→ Aim of the exercise:
Copy each line of the records that contains the word "mode".

* * * * * * *

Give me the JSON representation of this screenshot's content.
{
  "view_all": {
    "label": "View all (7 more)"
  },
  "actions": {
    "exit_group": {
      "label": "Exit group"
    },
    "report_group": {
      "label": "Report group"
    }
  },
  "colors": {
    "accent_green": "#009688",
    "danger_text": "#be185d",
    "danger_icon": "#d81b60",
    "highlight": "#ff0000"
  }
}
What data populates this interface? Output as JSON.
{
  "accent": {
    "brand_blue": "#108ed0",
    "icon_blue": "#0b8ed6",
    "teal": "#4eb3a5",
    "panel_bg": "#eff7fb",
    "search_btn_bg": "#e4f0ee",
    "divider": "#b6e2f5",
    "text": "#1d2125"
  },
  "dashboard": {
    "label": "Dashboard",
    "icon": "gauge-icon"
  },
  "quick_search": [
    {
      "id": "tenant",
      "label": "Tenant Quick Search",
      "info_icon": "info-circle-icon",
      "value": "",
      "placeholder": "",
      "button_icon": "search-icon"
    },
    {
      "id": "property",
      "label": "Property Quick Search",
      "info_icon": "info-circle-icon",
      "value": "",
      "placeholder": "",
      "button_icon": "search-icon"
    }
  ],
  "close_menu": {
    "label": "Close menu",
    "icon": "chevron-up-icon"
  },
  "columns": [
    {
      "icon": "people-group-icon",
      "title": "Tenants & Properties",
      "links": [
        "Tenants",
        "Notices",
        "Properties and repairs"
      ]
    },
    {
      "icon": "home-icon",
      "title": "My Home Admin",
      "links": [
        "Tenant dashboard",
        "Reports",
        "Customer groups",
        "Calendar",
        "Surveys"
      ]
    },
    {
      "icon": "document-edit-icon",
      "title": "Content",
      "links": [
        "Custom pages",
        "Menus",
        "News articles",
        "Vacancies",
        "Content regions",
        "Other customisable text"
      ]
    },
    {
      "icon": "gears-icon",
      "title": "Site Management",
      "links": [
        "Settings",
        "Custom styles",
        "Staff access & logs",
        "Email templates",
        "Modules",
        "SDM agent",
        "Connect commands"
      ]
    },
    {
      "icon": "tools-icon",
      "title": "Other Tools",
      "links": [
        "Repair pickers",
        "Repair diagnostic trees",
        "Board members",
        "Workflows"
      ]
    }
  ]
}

* * * * * * *

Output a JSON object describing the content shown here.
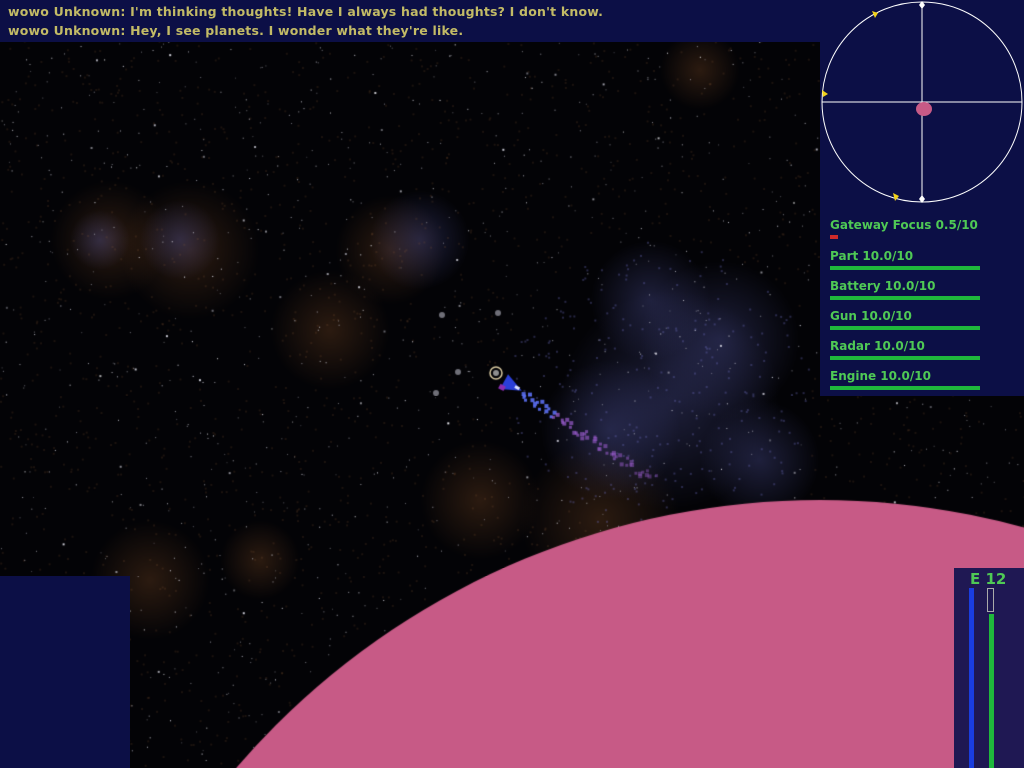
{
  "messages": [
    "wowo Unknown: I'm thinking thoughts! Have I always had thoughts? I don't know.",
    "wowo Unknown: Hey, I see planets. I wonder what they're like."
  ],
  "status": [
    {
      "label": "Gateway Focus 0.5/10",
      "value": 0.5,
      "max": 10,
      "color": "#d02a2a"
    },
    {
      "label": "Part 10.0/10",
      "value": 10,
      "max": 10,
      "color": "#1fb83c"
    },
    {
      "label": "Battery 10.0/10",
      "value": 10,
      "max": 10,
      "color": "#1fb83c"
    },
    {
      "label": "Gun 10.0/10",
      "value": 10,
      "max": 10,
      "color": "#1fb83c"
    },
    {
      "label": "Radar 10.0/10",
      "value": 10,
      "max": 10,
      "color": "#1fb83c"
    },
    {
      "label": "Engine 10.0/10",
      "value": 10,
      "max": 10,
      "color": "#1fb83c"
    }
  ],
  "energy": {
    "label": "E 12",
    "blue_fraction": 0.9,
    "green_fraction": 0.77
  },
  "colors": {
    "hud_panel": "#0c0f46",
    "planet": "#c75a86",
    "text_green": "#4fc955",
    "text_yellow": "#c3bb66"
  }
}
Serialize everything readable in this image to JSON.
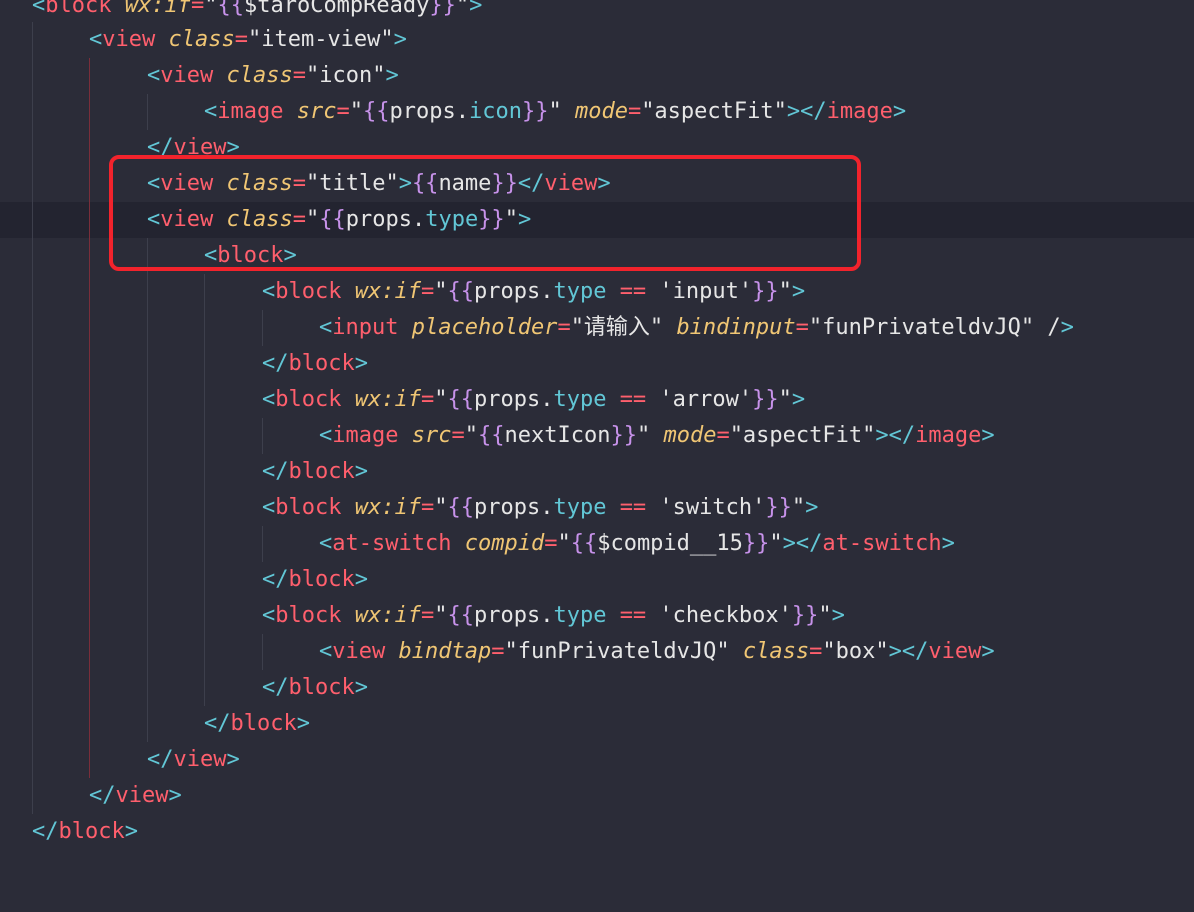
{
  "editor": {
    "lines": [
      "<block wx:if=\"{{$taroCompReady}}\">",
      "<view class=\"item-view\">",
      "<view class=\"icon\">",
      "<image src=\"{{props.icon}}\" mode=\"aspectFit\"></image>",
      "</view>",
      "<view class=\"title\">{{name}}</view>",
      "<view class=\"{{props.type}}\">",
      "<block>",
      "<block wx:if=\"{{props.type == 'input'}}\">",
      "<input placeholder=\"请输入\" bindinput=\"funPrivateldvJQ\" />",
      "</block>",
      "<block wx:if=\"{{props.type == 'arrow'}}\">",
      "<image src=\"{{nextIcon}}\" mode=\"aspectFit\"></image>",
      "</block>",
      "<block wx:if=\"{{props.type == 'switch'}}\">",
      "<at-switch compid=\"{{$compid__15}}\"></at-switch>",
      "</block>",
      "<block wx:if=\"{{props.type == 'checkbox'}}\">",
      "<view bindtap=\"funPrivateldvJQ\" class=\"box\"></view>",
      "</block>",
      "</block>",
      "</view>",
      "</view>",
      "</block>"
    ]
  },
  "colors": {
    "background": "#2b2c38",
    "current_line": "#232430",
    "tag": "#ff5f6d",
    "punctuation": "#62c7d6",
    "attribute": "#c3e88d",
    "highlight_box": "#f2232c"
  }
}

* * * * * * *

→ Output of the task:
      "<image src=\"{{props.icon}}\" mode=\"aspectFit\"></image>",
      "<image src=\"{{nextIcon}}\" mode=\"aspectFit\"></image>",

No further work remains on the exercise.